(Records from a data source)
══════════════════════════════

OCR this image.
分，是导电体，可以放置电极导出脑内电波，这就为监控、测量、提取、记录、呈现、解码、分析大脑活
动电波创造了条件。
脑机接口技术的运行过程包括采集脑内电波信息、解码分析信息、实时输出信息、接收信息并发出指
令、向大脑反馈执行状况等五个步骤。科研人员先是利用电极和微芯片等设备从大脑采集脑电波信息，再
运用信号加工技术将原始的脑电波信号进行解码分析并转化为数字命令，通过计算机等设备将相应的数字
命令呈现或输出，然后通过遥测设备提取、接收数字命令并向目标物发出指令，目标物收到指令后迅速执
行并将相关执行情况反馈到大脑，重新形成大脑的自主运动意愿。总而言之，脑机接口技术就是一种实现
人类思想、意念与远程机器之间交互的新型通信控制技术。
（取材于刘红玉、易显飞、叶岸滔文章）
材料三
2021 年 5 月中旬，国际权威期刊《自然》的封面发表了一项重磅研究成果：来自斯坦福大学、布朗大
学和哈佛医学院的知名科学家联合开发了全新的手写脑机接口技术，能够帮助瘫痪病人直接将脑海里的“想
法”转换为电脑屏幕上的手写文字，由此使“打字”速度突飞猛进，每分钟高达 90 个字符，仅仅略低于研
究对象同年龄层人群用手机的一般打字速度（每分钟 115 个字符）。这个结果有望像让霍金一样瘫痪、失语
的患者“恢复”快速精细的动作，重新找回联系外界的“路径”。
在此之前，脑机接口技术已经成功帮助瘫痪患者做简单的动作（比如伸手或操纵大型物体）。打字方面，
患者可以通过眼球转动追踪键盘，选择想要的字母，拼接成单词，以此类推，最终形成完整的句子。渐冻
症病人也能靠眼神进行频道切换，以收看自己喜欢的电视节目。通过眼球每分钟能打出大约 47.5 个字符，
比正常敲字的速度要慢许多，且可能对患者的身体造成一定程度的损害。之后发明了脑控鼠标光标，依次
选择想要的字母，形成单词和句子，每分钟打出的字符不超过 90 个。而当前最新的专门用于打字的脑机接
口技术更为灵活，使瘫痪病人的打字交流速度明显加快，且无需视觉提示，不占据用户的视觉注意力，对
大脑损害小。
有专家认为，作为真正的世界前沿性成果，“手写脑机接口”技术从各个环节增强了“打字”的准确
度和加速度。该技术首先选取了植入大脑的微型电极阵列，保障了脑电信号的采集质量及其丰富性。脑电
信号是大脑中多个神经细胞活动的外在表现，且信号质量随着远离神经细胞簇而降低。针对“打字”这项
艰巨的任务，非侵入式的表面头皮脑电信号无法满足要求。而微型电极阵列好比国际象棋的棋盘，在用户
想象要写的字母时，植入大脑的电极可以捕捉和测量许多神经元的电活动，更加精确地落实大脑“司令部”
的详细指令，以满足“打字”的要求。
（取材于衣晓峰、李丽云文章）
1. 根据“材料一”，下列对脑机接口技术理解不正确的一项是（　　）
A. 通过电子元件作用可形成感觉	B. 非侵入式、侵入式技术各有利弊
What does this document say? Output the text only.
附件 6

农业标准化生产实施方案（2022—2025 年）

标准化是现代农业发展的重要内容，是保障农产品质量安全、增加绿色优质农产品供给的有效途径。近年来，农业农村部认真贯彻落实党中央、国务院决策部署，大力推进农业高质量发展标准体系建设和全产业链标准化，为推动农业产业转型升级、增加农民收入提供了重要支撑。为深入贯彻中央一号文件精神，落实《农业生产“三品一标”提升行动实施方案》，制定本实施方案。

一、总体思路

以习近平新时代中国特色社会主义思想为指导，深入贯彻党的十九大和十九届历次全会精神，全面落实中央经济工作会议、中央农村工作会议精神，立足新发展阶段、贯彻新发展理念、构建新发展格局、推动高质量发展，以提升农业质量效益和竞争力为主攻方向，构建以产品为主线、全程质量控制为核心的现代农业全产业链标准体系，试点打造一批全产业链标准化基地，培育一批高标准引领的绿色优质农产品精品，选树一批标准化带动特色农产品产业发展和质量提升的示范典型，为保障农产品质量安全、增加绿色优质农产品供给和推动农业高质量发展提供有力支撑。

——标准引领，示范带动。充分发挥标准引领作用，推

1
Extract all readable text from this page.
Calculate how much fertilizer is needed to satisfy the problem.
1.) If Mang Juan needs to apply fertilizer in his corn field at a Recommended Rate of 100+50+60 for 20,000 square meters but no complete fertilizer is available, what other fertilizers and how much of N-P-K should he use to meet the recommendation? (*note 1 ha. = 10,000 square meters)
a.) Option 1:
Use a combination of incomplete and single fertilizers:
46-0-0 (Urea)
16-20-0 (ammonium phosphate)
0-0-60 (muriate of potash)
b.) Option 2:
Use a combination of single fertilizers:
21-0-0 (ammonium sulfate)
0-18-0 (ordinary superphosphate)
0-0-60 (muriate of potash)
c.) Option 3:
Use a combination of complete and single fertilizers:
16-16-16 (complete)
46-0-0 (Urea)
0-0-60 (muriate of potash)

══════════════════════════════

**Stated exercise**
Please retype, exactly as written, every line from the line containing "Extract all readable text from this page." through the last line of the records above, including both of those lines, and nothing else.

**Result of this exercise**
Extract all readable text from this page.
Calculate how much fertilizer is needed to satisfy the problem.
1.) If Mang Juan needs to apply fertilizer in his corn field at a Recommended Rate of 100+50+60 for 20,000 square meters but no complete fertilizer is available, what other fertilizers and how much of N-P-K should he use to meet the recommendation? (*note 1 ha. = 10,000 square meters)
a.) Option 1:
Use a combination of incomplete and single fertilizers:
46-0-0 (Urea)
16-20-0 (ammonium phosphate)
0-0-60 (muriate of potash)
b.) Option 2:
Use a combination of single fertilizers:
21-0-0 (ammonium sulfate)
0-18-0 (ordinary superphosphate)
0-0-60 (muriate of potash)
c.) Option 3:
Use a combination of complete and single fertilizers:
16-16-16 (complete)
46-0-0 (Urea)
0-0-60 (muriate of potash)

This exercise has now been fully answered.